Source data Block Start
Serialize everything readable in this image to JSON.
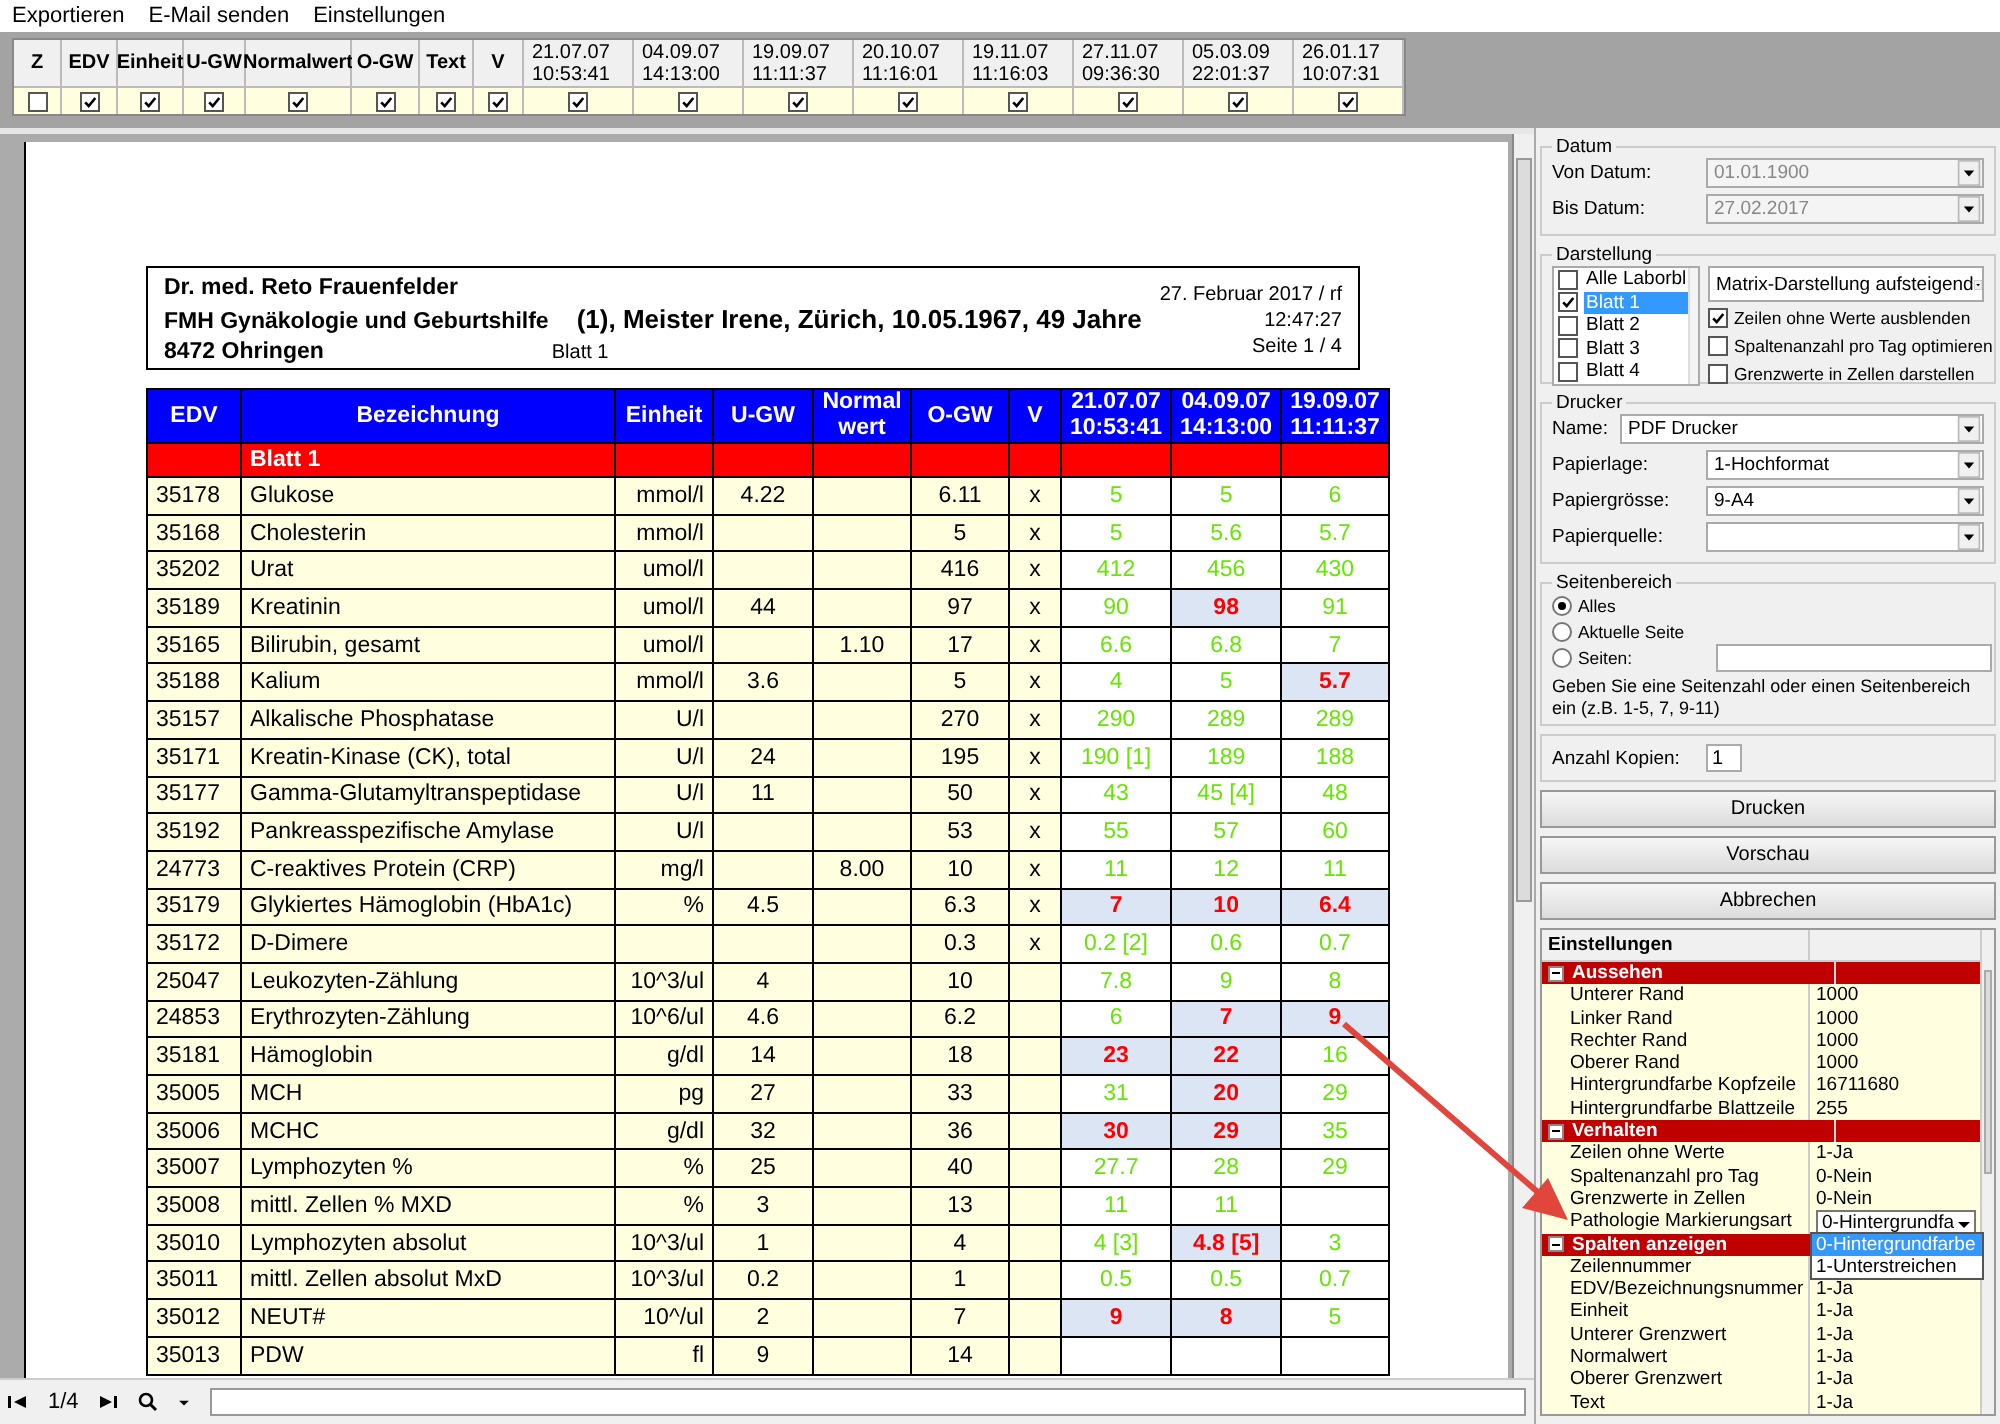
{
  "menu": [
    "Exportieren",
    "E-Mail senden",
    "Einstellungen"
  ],
  "strip": {
    "columns": [
      {
        "label": "Z",
        "checked": false
      },
      {
        "label": "EDV",
        "checked": true
      },
      {
        "label": "Einheit",
        "checked": true
      },
      {
        "label": "U-GW",
        "checked": true
      },
      {
        "label": "Normalwert",
        "checked": true
      },
      {
        "label": "O-GW",
        "checked": true
      },
      {
        "label": "Text",
        "checked": true
      },
      {
        "label": "V",
        "checked": true
      },
      {
        "date": "21.07.07",
        "time": "10:53:41",
        "checked": true
      },
      {
        "date": "04.09.07",
        "time": "14:13:00",
        "checked": true
      },
      {
        "date": "19.09.07",
        "time": "11:11:37",
        "checked": true
      },
      {
        "date": "20.10.07",
        "time": "11:16:01",
        "checked": true
      },
      {
        "date": "19.11.07",
        "time": "11:16:03",
        "checked": true
      },
      {
        "date": "27.11.07",
        "time": "09:36:30",
        "checked": true
      },
      {
        "date": "05.03.09",
        "time": "22:01:37",
        "checked": true
      },
      {
        "date": "26.01.17",
        "time": "10:07:31",
        "checked": true
      }
    ]
  },
  "preview": {
    "header": {
      "doctor": "Dr. med. Reto Frauenfelder",
      "specialty": "FMH Gynäkologie und Geburtshilfe",
      "patient": "(1), Meister Irene, Zürich, 10.05.1967, 49 Jahre",
      "city": "8472 Ohringen",
      "sheet": "Blatt 1",
      "date": "27. Februar 2017 / rf",
      "time": "12:47:27",
      "page": "Seite 1 / 4"
    },
    "columns": [
      {
        "label": "EDV"
      },
      {
        "label": "Bezeichnung"
      },
      {
        "label": "Einheit"
      },
      {
        "label": "U-GW"
      },
      {
        "label": "Normal wert"
      },
      {
        "label": "O-GW"
      },
      {
        "label": "V"
      },
      {
        "date": "21.07.07",
        "time": "10:53:41"
      },
      {
        "date": "04.09.07",
        "time": "14:13:00"
      },
      {
        "date": "19.09.07",
        "time": "11:11:37"
      }
    ],
    "section": "Blatt 1",
    "rows": [
      {
        "edv": "35178",
        "name": "Glukose",
        "unit": "mmol/l",
        "ugw": "4.22",
        "ogw": "6.11",
        "v": "x",
        "results": [
          {
            "value": "5",
            "abnormal": false
          },
          {
            "value": "5",
            "abnormal": false
          },
          {
            "value": "6",
            "abnormal": false
          }
        ]
      },
      {
        "edv": "35168",
        "name": "Cholesterin",
        "unit": "mmol/l",
        "ogw": "5",
        "v": "x",
        "results": [
          {
            "value": "5",
            "abnormal": false
          },
          {
            "value": "5.6",
            "abnormal": false
          },
          {
            "value": "5.7",
            "abnormal": false
          }
        ]
      },
      {
        "edv": "35202",
        "name": "Urat",
        "unit": "umol/l",
        "ogw": "416",
        "v": "x",
        "results": [
          {
            "value": "412",
            "abnormal": false
          },
          {
            "value": "456",
            "abnormal": false
          },
          {
            "value": "430",
            "abnormal": false
          }
        ]
      },
      {
        "edv": "35189",
        "name": "Kreatinin",
        "unit": "umol/l",
        "ugw": "44",
        "ogw": "97",
        "v": "x",
        "results": [
          {
            "value": "90",
            "abnormal": false
          },
          {
            "value": "98",
            "abnormal": true
          },
          {
            "value": "91",
            "abnormal": false
          }
        ]
      },
      {
        "edv": "35165",
        "name": "Bilirubin, gesamt",
        "unit": "umol/l",
        "normal": "1.10",
        "ogw": "17",
        "v": "x",
        "results": [
          {
            "value": "6.6",
            "abnormal": false
          },
          {
            "value": "6.8",
            "abnormal": false
          },
          {
            "value": "7",
            "abnormal": false
          }
        ]
      },
      {
        "edv": "35188",
        "name": "Kalium",
        "unit": "mmol/l",
        "ugw": "3.6",
        "ogw": "5",
        "v": "x",
        "results": [
          {
            "value": "4",
            "abnormal": false
          },
          {
            "value": "5",
            "abnormal": false
          },
          {
            "value": "5.7",
            "abnormal": true
          }
        ]
      },
      {
        "edv": "35157",
        "name": "Alkalische Phosphatase",
        "unit": "U/l",
        "ogw": "270",
        "v": "x",
        "results": [
          {
            "value": "290",
            "abnormal": false
          },
          {
            "value": "289",
            "abnormal": false
          },
          {
            "value": "289",
            "abnormal": false
          }
        ]
      },
      {
        "edv": "35171",
        "name": "Kreatin-Kinase (CK), total",
        "unit": "U/l",
        "ugw": "24",
        "ogw": "195",
        "v": "x",
        "results": [
          {
            "value": "190 [1]",
            "abnormal": false
          },
          {
            "value": "189",
            "abnormal": false
          },
          {
            "value": "188",
            "abnormal": false
          }
        ]
      },
      {
        "edv": "35177",
        "name": "Gamma-Glutamyltranspeptidase",
        "unit": "U/l",
        "ugw": "11",
        "ogw": "50",
        "v": "x",
        "results": [
          {
            "value": "43",
            "abnormal": false
          },
          {
            "value": "45 [4]",
            "abnormal": false
          },
          {
            "value": "48",
            "abnormal": false
          }
        ]
      },
      {
        "edv": "35192",
        "name": "Pankreasspezifische Amylase",
        "unit": "U/l",
        "ogw": "53",
        "v": "x",
        "results": [
          {
            "value": "55",
            "abnormal": false
          },
          {
            "value": "57",
            "abnormal": false
          },
          {
            "value": "60",
            "abnormal": false
          }
        ]
      },
      {
        "edv": "24773",
        "name": "C-reaktives Protein (CRP)",
        "unit": "mg/l",
        "normal": "8.00",
        "ogw": "10",
        "v": "x",
        "results": [
          {
            "value": "11",
            "abnormal": false
          },
          {
            "value": "12",
            "abnormal": false
          },
          {
            "value": "11",
            "abnormal": false
          }
        ]
      },
      {
        "edv": "35179",
        "name": "Glykiertes Hämoglobin (HbA1c)",
        "unit": "%",
        "ugw": "4.5",
        "ogw": "6.3",
        "v": "x",
        "results": [
          {
            "value": "7",
            "abnormal": true
          },
          {
            "value": "10",
            "abnormal": true
          },
          {
            "value": "6.4",
            "abnormal": true
          }
        ]
      },
      {
        "edv": "35172",
        "name": "D-Dimere",
        "ogw": "0.3",
        "v": "x",
        "results": [
          {
            "value": "0.2 [2]",
            "abnormal": false
          },
          {
            "value": "0.6",
            "abnormal": false
          },
          {
            "value": "0.7",
            "abnormal": false
          }
        ]
      },
      {
        "edv": "25047",
        "name": "Leukozyten-Zählung",
        "unit": "10^3/ul",
        "ugw": "4",
        "ogw": "10",
        "results": [
          {
            "value": "7.8",
            "abnormal": false
          },
          {
            "value": "9",
            "abnormal": false
          },
          {
            "value": "8",
            "abnormal": false
          }
        ]
      },
      {
        "edv": "24853",
        "name": "Erythrozyten-Zählung",
        "unit": "10^6/ul",
        "ugw": "4.6",
        "ogw": "6.2",
        "results": [
          {
            "value": "6",
            "abnormal": false
          },
          {
            "value": "7",
            "abnormal": true
          },
          {
            "value": "9",
            "abnormal": true
          }
        ]
      },
      {
        "edv": "35181",
        "name": "Hämoglobin",
        "unit": "g/dl",
        "ugw": "14",
        "ogw": "18",
        "results": [
          {
            "value": "23",
            "abnormal": true
          },
          {
            "value": "22",
            "abnormal": true
          },
          {
            "value": "16",
            "abnormal": false
          }
        ]
      },
      {
        "edv": "35005",
        "name": "MCH",
        "unit": "pg",
        "ugw": "27",
        "ogw": "33",
        "results": [
          {
            "value": "31",
            "abnormal": false
          },
          {
            "value": "20",
            "abnormal": true
          },
          {
            "value": "29",
            "abnormal": false
          }
        ]
      },
      {
        "edv": "35006",
        "name": "MCHC",
        "unit": "g/dl",
        "ugw": "32",
        "ogw": "36",
        "results": [
          {
            "value": "30",
            "abnormal": true
          },
          {
            "value": "29",
            "abnormal": true
          },
          {
            "value": "35",
            "abnormal": false
          }
        ]
      },
      {
        "edv": "35007",
        "name": "Lymphozyten %",
        "unit": "%",
        "ugw": "25",
        "ogw": "40",
        "results": [
          {
            "value": "27.7",
            "abnormal": false
          },
          {
            "value": "28",
            "abnormal": false
          },
          {
            "value": "29",
            "abnormal": false
          }
        ]
      },
      {
        "edv": "35008",
        "name": "mittl. Zellen % MXD",
        "unit": "%",
        "ugw": "3",
        "ogw": "13",
        "results": [
          {
            "value": "11",
            "abnormal": false
          },
          {
            "value": "11",
            "abnormal": false
          },
          {
            "abnormal": false
          }
        ]
      },
      {
        "edv": "35010",
        "name": "Lymphozyten absolut",
        "unit": "10^3/ul",
        "ugw": "1",
        "ogw": "4",
        "results": [
          {
            "value": "4 [3]",
            "abnormal": false
          },
          {
            "value": "4.8 [5]",
            "abnormal": true
          },
          {
            "value": "3",
            "abnormal": false
          }
        ]
      },
      {
        "edv": "35011",
        "name": "mittl. Zellen absolut MxD",
        "unit": "10^3/ul",
        "ugw": "0.2",
        "ogw": "1",
        "results": [
          {
            "value": "0.5",
            "abnormal": false
          },
          {
            "value": "0.5",
            "abnormal": false
          },
          {
            "value": "0.7",
            "abnormal": false
          }
        ]
      },
      {
        "edv": "35012",
        "name": "NEUT#",
        "unit": "10^/ul",
        "ugw": "2",
        "ogw": "7",
        "results": [
          {
            "value": "9",
            "abnormal": true
          },
          {
            "value": "8",
            "abnormal": true
          },
          {
            "value": "5",
            "abnormal": false
          }
        ]
      },
      {
        "edv": "35013",
        "name": "PDW",
        "unit": "fl",
        "ugw": "9",
        "ogw": "14",
        "results": [
          {
            "abnormal": false
          },
          {
            "abnormal": false
          },
          {
            "abnormal": false
          }
        ]
      }
    ]
  },
  "nav": {
    "page": "1/4"
  },
  "datum": {
    "title": "Datum",
    "fields": [
      {
        "label": "Von Datum:",
        "value": "01.01.1900",
        "disabled": true
      },
      {
        "label": "Bis Datum:",
        "value": "27.02.2017",
        "disabled": true
      }
    ]
  },
  "darstellung": {
    "title": "Darstellung",
    "sheets": [
      {
        "label": "Alle Laborbl",
        "checked": false,
        "selected": false
      },
      {
        "label": "Blatt 1",
        "checked": true,
        "selected": true
      },
      {
        "label": "Blatt 2",
        "checked": false,
        "selected": false
      },
      {
        "label": "Blatt 3",
        "checked": false,
        "selected": false
      },
      {
        "label": "Blatt 4",
        "checked": false,
        "selected": false
      }
    ],
    "mode": "Matrix-Darstellung aufsteigend",
    "options": [
      {
        "label": "Zeilen ohne Werte ausblenden",
        "checked": true
      },
      {
        "label": "Spaltenanzahl pro Tag optimieren",
        "checked": false
      },
      {
        "label": "Grenzwerte in Zellen darstellen",
        "checked": false
      }
    ]
  },
  "drucker": {
    "title": "Drucker",
    "fields": [
      {
        "label": "Name:",
        "value": "PDF Drucker"
      },
      {
        "label": "Papierlage:",
        "value": "1-Hochformat"
      },
      {
        "label": "Papiergrösse:",
        "value": "9-A4"
      },
      {
        "label": "Papierquelle:"
      }
    ]
  },
  "seitenbereich": {
    "title": "Seitenbereich",
    "options": [
      {
        "label": "Alles",
        "selected": true
      },
      {
        "label": "Aktuelle Seite",
        "selected": false
      },
      {
        "label": "Seiten:",
        "selected": false
      }
    ],
    "hint": "Geben Sie eine Seitenzahl oder einen Seitenbereich ein (z.B. 1-5, 7, 9-11)"
  },
  "copies": {
    "label": "Anzahl Kopien:",
    "value": "1"
  },
  "buttons": [
    "Drucken",
    "Vorschau",
    "Abbrechen"
  ],
  "settings": {
    "title": "Einstellungen",
    "groups": [
      {
        "name": "Aussehen",
        "expanded": true,
        "items": [
          {
            "kind": "text",
            "name": "Unterer Rand",
            "value": "1000"
          },
          {
            "kind": "text",
            "name": "Linker Rand",
            "value": "1000"
          },
          {
            "kind": "text",
            "name": "Rechter Rand",
            "value": "1000"
          },
          {
            "kind": "text",
            "name": "Oberer Rand",
            "value": "1000"
          },
          {
            "kind": "text",
            "name": "Hintergrundfarbe Kopfzeile",
            "value": "16711680"
          },
          {
            "kind": "text",
            "name": "Hintergrundfarbe Blattzeile",
            "value": "255"
          }
        ]
      },
      {
        "name": "Verhalten",
        "expanded": true,
        "items": [
          {
            "kind": "text",
            "name": "Zeilen ohne Werte",
            "value": "1-Ja"
          },
          {
            "kind": "text",
            "name": "Spaltenanzahl pro Tag",
            "value": "0-Nein"
          },
          {
            "kind": "text",
            "name": "Grenzwerte in Zellen",
            "value": "0-Nein"
          },
          {
            "kind": "dropdown",
            "name": "Pathologie Markierungsart",
            "value": "0-Hintergrundfa",
            "options": [
              {
                "label": "0-Hintergrundfarbe",
                "selected": true
              },
              {
                "label": "1-Unterstreichen",
                "selected": false
              }
            ]
          }
        ]
      },
      {
        "name": "Spalten anzeigen",
        "expanded": true,
        "items": [
          {
            "kind": "text",
            "name": "Zeilennummer"
          },
          {
            "kind": "text",
            "name": "EDV/Bezeichnungsnummer",
            "value": "1-Ja"
          },
          {
            "kind": "text",
            "name": "Einheit",
            "value": "1-Ja"
          },
          {
            "kind": "text",
            "name": "Unterer Grenzwert",
            "value": "1-Ja"
          },
          {
            "kind": "text",
            "name": "Normalwert",
            "value": "1-Ja"
          },
          {
            "kind": "text",
            "name": "Oberer Grenzwert",
            "value": "1-Ja"
          },
          {
            "kind": "text",
            "name": "Text",
            "value": "1-Ja"
          }
        ]
      }
    ]
  }
}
Source data Block End
> Task to carry out
Please return every line of the records above that contains the word "Einheit".

> Response below
        "label": "Einheit",
        "label": "Einheit"
            "name": "Einheit",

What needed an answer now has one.